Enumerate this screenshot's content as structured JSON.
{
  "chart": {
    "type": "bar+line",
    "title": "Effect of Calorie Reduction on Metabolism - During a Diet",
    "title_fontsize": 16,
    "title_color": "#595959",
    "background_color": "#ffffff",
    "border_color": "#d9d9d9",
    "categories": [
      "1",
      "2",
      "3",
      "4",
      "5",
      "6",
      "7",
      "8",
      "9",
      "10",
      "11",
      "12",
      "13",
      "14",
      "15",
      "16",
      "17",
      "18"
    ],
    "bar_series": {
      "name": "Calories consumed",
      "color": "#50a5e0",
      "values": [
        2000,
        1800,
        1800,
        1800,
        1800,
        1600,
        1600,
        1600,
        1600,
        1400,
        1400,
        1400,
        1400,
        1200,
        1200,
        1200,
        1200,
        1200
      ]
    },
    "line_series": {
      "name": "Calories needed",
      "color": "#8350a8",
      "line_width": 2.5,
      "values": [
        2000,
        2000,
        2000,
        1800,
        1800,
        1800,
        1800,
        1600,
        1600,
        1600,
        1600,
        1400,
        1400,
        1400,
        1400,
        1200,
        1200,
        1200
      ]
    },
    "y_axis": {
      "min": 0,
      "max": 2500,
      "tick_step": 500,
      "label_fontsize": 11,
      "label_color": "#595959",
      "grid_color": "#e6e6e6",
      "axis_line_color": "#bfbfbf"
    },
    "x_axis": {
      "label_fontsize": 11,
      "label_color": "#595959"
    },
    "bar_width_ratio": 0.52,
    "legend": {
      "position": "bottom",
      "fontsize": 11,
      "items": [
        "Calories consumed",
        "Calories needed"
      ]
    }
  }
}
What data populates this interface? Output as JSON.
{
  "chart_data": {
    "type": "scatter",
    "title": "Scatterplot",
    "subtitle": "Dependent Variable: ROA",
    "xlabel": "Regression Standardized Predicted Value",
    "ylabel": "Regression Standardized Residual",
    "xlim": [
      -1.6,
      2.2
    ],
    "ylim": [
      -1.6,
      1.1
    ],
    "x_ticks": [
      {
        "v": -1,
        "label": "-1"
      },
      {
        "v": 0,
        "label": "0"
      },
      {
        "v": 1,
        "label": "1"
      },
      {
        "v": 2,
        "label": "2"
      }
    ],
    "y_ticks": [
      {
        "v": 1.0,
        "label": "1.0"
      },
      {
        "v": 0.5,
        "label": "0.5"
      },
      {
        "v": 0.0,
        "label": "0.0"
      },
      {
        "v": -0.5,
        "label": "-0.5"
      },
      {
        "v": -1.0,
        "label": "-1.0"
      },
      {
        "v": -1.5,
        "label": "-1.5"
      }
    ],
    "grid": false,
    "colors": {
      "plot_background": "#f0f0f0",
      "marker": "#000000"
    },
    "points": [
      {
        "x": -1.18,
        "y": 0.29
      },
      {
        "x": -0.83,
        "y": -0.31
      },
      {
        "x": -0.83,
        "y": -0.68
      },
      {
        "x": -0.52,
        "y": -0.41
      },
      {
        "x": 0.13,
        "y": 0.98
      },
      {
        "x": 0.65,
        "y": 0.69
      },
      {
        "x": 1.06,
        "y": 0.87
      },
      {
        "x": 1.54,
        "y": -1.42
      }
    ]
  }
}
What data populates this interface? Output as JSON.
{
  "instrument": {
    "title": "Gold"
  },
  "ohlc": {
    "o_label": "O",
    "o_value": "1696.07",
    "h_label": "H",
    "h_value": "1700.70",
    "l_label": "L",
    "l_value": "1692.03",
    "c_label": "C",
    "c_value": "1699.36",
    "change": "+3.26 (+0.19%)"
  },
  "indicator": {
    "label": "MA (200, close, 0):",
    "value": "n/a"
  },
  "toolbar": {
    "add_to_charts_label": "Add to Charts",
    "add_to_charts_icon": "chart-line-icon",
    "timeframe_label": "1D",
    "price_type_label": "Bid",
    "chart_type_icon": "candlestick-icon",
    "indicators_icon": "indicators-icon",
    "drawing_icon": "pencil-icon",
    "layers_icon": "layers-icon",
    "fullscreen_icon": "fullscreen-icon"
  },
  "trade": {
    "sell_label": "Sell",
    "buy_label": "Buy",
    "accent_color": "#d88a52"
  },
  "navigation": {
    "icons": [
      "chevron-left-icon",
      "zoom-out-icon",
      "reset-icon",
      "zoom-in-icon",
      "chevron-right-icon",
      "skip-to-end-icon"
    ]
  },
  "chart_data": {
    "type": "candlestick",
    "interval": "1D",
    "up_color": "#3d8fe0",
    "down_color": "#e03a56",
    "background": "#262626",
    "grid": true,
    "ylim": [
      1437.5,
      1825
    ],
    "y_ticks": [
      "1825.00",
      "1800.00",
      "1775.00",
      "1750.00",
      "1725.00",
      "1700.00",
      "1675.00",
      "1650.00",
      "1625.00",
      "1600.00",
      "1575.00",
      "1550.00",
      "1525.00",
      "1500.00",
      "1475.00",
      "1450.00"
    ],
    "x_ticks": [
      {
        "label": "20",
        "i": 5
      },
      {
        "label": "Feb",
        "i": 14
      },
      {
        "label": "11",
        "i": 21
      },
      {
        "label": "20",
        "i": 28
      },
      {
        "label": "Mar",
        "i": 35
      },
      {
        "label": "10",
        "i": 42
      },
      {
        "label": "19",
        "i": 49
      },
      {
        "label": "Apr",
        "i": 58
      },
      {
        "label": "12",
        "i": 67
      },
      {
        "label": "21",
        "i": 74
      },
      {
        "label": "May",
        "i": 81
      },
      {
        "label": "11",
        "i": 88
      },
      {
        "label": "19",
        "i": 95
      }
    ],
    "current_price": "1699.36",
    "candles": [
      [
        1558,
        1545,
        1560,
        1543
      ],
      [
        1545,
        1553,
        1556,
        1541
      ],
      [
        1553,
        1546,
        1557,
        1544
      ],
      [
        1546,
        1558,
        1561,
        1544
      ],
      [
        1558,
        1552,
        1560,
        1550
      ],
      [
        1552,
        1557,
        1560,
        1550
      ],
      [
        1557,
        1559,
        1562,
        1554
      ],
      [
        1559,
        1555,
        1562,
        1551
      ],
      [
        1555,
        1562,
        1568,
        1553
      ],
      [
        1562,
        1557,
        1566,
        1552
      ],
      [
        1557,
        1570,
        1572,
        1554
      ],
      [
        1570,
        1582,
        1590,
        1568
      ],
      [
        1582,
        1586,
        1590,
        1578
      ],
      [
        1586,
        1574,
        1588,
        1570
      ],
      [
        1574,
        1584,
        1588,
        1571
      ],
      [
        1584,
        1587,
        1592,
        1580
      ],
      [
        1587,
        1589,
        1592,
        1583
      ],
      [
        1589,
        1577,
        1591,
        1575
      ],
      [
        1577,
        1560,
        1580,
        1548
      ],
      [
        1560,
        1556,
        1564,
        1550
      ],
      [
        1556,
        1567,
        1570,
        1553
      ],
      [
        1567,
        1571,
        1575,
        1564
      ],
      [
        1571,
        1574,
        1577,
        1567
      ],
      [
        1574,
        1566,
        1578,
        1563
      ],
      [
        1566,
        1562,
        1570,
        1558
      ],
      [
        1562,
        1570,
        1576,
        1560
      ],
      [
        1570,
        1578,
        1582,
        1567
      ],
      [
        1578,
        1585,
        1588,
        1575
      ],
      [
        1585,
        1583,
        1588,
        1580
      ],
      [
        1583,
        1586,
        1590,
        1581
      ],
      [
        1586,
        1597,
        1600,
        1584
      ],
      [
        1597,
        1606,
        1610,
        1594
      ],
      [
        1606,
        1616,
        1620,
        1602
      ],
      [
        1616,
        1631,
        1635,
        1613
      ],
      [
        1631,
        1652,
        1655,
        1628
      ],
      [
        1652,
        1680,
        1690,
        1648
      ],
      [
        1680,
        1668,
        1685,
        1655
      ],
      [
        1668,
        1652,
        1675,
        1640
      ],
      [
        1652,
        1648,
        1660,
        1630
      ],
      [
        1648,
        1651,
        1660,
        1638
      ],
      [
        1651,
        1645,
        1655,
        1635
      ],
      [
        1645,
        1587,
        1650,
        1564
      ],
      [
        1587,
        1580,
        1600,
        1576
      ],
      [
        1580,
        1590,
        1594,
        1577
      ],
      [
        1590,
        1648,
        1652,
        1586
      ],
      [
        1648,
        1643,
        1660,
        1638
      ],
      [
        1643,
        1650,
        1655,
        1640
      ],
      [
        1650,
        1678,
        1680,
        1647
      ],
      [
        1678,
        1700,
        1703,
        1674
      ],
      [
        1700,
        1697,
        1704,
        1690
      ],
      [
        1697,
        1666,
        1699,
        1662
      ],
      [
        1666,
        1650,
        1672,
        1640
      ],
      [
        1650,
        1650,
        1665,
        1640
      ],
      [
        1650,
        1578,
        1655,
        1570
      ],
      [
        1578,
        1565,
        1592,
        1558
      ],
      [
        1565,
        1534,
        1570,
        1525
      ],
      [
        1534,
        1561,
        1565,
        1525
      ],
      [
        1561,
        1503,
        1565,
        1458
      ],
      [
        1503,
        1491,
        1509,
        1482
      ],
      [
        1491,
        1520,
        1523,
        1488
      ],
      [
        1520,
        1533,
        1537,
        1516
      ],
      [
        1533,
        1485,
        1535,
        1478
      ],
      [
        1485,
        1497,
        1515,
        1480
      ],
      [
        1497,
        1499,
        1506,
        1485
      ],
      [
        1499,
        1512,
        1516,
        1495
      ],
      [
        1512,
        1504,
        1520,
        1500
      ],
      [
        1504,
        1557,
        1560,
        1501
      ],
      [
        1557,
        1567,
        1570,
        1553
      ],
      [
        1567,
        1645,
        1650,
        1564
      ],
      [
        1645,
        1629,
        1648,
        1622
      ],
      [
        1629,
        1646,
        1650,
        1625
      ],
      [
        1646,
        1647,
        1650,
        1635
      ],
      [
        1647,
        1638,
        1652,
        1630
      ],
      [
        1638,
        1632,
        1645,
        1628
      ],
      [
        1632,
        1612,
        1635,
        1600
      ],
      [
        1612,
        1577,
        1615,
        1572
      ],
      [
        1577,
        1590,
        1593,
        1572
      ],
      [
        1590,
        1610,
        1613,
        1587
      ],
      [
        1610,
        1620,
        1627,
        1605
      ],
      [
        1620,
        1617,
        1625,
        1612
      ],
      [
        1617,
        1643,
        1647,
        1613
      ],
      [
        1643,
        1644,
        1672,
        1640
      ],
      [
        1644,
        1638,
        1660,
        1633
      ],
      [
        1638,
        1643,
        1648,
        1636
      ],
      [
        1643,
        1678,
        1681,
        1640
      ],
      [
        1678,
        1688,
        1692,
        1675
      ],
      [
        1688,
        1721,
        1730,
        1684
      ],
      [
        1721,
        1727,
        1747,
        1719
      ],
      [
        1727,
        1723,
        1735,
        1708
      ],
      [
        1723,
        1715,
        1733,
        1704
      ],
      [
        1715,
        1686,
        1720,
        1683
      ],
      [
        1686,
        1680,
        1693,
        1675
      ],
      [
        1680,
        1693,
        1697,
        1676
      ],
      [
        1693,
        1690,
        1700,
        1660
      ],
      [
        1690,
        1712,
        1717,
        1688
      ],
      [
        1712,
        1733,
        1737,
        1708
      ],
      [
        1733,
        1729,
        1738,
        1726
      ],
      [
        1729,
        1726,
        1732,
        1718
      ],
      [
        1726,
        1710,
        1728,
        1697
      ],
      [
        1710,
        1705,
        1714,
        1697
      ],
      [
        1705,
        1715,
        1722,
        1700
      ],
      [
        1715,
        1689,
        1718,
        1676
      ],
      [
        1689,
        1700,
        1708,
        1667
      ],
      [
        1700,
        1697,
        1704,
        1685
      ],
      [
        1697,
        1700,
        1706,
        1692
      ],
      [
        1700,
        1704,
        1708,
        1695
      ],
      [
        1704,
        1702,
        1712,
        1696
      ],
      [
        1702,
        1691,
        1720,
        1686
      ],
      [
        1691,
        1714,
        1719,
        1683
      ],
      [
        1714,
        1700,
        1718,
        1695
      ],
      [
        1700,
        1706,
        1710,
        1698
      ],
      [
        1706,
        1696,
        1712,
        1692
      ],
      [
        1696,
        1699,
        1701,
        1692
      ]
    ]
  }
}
##########
◆ STATED GOAL ◆
Give the count of lines holding the word "candlestick", with no other words.

◆ WORKED ANSWER ◆
2